> **DESCRIPTION OF THE TASK**
Print the lines from the first one through the line that contains "radio-label: Esc+ xyxy=(1345,530,1398,557)", including both, and copy each line without any change.

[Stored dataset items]
========================

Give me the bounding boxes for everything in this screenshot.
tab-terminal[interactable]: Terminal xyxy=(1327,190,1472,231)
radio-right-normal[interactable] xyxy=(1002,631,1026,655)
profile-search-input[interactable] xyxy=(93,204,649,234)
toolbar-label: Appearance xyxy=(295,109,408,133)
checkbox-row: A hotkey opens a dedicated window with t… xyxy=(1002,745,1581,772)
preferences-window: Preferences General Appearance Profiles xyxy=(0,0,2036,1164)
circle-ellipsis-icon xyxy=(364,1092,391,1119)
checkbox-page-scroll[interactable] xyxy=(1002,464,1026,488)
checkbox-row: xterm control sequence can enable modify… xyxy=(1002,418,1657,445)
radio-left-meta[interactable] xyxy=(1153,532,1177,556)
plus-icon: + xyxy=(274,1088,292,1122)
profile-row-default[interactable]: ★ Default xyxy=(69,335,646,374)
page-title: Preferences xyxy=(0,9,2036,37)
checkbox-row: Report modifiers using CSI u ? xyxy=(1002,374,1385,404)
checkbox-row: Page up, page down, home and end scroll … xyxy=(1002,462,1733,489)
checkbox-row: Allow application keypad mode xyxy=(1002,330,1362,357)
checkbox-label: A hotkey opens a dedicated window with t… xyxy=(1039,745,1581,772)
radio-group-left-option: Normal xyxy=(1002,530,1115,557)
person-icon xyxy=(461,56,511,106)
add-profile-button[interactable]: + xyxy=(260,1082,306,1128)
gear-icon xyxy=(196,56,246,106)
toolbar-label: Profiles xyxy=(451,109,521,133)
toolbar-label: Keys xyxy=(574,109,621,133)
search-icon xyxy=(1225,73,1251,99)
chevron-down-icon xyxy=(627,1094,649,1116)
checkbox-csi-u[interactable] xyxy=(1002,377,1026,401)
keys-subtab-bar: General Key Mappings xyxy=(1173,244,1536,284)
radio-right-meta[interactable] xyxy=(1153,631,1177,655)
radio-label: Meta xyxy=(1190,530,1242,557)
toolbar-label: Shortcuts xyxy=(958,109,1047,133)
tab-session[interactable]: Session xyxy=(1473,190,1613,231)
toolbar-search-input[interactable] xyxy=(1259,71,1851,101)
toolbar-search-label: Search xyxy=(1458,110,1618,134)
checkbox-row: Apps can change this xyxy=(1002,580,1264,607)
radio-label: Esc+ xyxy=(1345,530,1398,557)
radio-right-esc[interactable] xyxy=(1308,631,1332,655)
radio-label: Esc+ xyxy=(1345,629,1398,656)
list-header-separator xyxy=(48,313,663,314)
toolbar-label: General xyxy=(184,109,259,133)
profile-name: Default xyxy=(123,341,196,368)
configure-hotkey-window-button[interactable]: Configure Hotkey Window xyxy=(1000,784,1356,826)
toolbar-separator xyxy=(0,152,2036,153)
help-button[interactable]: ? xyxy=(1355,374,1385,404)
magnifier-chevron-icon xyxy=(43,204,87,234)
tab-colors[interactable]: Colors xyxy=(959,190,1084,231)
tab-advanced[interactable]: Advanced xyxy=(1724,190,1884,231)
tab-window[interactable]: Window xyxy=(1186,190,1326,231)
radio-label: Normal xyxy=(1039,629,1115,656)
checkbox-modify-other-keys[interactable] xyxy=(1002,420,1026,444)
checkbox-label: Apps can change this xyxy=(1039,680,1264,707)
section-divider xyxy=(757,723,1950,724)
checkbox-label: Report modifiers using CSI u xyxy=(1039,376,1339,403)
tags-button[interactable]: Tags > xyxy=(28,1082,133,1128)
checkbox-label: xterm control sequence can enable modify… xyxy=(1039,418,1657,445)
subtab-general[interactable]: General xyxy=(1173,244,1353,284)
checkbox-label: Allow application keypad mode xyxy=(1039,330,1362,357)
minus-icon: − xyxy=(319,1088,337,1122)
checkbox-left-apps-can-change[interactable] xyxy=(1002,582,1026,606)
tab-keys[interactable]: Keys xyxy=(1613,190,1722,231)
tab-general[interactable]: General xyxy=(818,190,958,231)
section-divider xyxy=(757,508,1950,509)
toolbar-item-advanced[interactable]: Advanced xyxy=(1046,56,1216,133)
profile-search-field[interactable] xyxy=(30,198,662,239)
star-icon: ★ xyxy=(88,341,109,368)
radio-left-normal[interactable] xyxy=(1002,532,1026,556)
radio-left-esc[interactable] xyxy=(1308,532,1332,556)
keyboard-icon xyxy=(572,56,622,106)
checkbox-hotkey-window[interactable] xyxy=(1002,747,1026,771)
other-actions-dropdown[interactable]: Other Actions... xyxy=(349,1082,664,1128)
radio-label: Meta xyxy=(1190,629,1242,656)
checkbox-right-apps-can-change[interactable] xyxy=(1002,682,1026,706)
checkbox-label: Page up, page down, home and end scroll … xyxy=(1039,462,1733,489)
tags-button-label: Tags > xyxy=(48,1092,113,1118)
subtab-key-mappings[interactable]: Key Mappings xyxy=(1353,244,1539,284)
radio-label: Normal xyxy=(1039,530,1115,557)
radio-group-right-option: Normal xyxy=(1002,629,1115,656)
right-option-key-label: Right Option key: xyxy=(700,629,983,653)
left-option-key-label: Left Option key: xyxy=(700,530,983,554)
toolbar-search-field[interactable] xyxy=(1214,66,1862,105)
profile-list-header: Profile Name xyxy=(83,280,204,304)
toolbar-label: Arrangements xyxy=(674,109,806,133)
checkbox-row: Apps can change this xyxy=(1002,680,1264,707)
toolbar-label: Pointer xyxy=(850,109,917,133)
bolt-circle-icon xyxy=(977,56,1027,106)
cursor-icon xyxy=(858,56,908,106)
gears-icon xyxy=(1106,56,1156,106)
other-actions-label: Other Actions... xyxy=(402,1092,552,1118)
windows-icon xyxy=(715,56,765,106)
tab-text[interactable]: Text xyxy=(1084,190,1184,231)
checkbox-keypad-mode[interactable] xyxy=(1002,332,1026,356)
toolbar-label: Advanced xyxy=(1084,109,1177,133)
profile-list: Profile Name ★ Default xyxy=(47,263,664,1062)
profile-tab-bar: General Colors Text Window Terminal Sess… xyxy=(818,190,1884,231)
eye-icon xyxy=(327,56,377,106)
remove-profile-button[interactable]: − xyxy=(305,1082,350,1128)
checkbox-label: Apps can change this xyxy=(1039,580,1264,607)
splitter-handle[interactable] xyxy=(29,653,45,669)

========================

> **TASK RESPONSE**
Give me the bounding boxes for everything in this screenshot.
tab-terminal[interactable]: Terminal xyxy=(1327,190,1472,231)
radio-right-normal[interactable] xyxy=(1002,631,1026,655)
profile-search-input[interactable] xyxy=(93,204,649,234)
toolbar-label: Appearance xyxy=(295,109,408,133)
checkbox-row: A hotkey opens a dedicated window with t… xyxy=(1002,745,1581,772)
preferences-window: Preferences General Appearance Profiles xyxy=(0,0,2036,1164)
circle-ellipsis-icon xyxy=(364,1092,391,1119)
checkbox-page-scroll[interactable] xyxy=(1002,464,1026,488)
checkbox-row: xterm control sequence can enable modify… xyxy=(1002,418,1657,445)
radio-left-meta[interactable] xyxy=(1153,532,1177,556)
plus-icon: + xyxy=(274,1088,292,1122)
profile-row-default[interactable]: ★ Default xyxy=(69,335,646,374)
page-title: Preferences xyxy=(0,9,2036,37)
checkbox-row: Report modifiers using CSI u ? xyxy=(1002,374,1385,404)
checkbox-row: Page up, page down, home and end scroll … xyxy=(1002,462,1733,489)
checkbox-row: Allow application keypad mode xyxy=(1002,330,1362,357)
checkbox-label: A hotkey opens a dedicated window with t… xyxy=(1039,745,1581,772)
radio-group-left-option: Normal xyxy=(1002,530,1115,557)
person-icon xyxy=(461,56,511,106)
add-profile-button[interactable]: + xyxy=(260,1082,306,1128)
gear-icon xyxy=(196,56,246,106)
toolbar-label: Profiles xyxy=(451,109,521,133)
toolbar-label: Keys xyxy=(574,109,621,133)
search-icon xyxy=(1225,73,1251,99)
chevron-down-icon xyxy=(627,1094,649,1116)
checkbox-csi-u[interactable] xyxy=(1002,377,1026,401)
keys-subtab-bar: General Key Mappings xyxy=(1173,244,1536,284)
radio-right-meta[interactable] xyxy=(1153,631,1177,655)
radio-label: Meta xyxy=(1190,530,1242,557)
toolbar-label: Shortcuts xyxy=(958,109,1047,133)
tab-session[interactable]: Session xyxy=(1473,190,1613,231)
toolbar-search-input[interactable] xyxy=(1259,71,1851,101)
toolbar-search-label: Search xyxy=(1458,110,1618,134)
checkbox-row: Apps can change this xyxy=(1002,580,1264,607)
radio-label: Esc+ xyxy=(1345,530,1398,557)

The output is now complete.